EXERCISE TASK ▸
Find each line with the string "image" and report it.

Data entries

-.-.-

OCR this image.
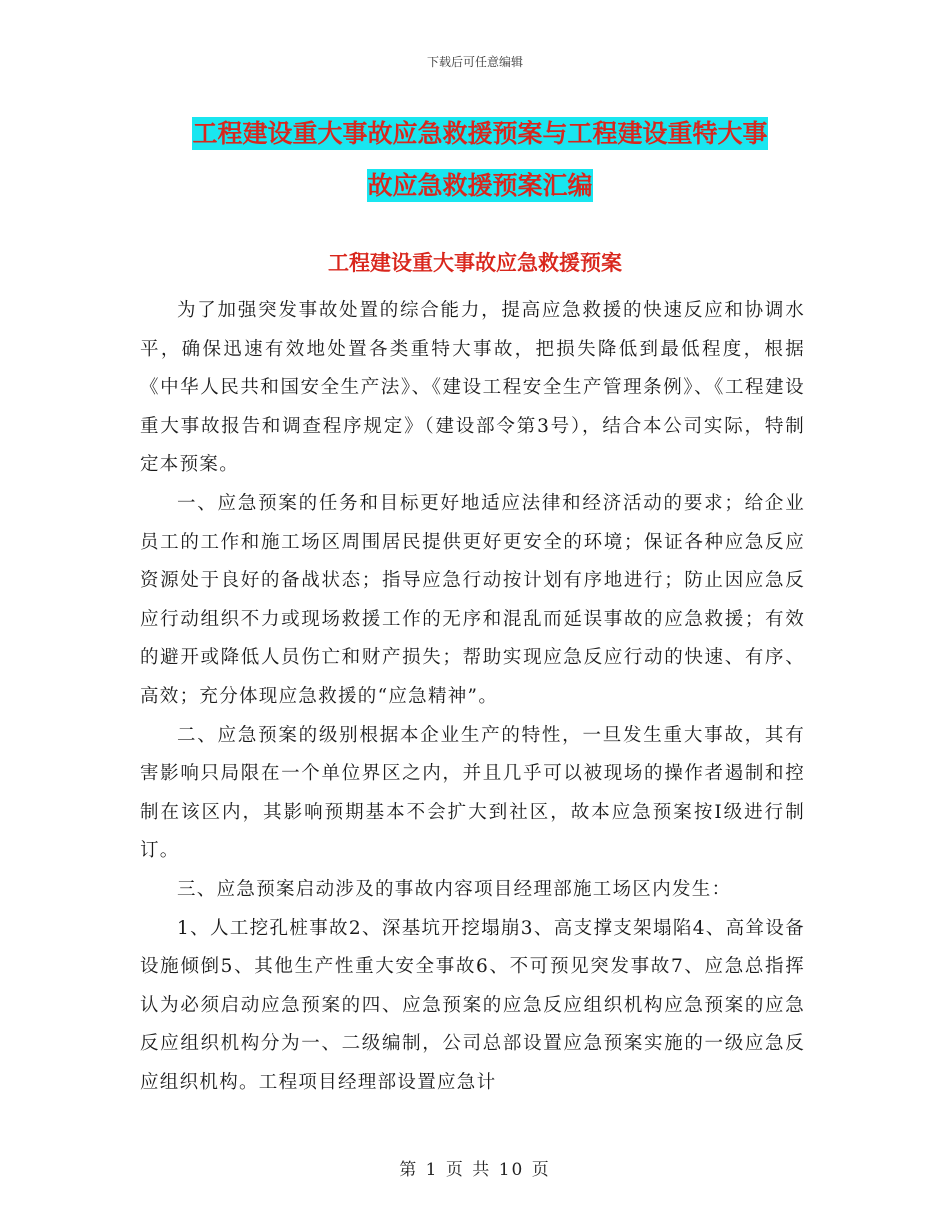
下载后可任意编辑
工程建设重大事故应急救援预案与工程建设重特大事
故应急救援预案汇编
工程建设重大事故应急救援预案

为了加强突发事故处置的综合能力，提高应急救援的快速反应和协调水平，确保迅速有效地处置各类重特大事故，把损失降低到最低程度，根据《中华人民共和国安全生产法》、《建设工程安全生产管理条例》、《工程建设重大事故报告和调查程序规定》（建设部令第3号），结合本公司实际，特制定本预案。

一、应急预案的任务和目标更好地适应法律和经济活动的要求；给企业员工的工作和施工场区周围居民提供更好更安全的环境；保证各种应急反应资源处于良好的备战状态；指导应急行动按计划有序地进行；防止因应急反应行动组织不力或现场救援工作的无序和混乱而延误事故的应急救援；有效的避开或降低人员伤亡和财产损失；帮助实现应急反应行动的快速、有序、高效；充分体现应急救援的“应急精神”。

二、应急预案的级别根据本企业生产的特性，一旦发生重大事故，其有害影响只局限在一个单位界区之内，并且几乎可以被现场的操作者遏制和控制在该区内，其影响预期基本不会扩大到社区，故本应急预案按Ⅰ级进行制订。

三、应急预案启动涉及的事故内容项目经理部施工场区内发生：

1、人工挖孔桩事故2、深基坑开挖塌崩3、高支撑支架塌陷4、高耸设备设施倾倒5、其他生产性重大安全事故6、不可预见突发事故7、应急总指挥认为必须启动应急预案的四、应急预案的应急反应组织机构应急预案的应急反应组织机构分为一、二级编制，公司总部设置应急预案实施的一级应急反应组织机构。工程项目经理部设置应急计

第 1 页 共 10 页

-.-.-

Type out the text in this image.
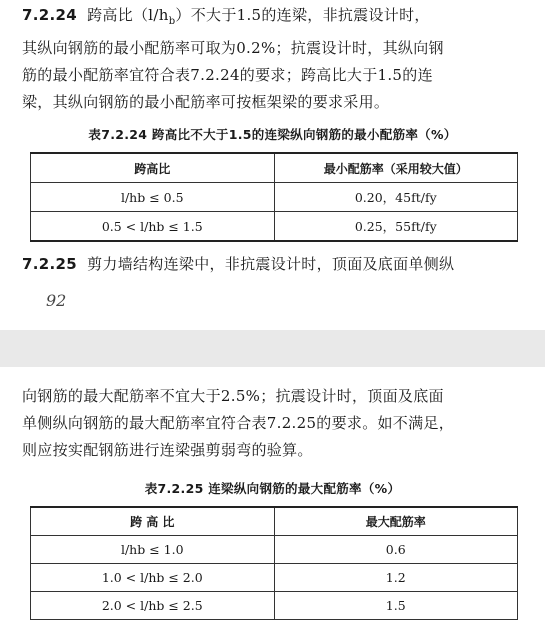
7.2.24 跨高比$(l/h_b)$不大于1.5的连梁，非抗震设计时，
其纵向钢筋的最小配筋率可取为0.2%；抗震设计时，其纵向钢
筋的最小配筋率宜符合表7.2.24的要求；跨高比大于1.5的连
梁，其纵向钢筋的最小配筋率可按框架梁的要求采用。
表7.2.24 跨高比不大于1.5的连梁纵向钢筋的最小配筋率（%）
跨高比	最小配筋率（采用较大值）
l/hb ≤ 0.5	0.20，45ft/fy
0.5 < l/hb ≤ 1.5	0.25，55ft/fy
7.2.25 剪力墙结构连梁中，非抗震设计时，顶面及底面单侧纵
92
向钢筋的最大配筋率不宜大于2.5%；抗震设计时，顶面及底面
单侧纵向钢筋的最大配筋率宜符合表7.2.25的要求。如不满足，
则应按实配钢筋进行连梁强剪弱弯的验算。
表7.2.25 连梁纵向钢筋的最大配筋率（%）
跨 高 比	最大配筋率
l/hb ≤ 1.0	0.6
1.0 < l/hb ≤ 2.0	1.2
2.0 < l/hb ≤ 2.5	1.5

-.-.-

ANSWER TO THIS TASK ▸
OCR this image.
Type out the text in this image.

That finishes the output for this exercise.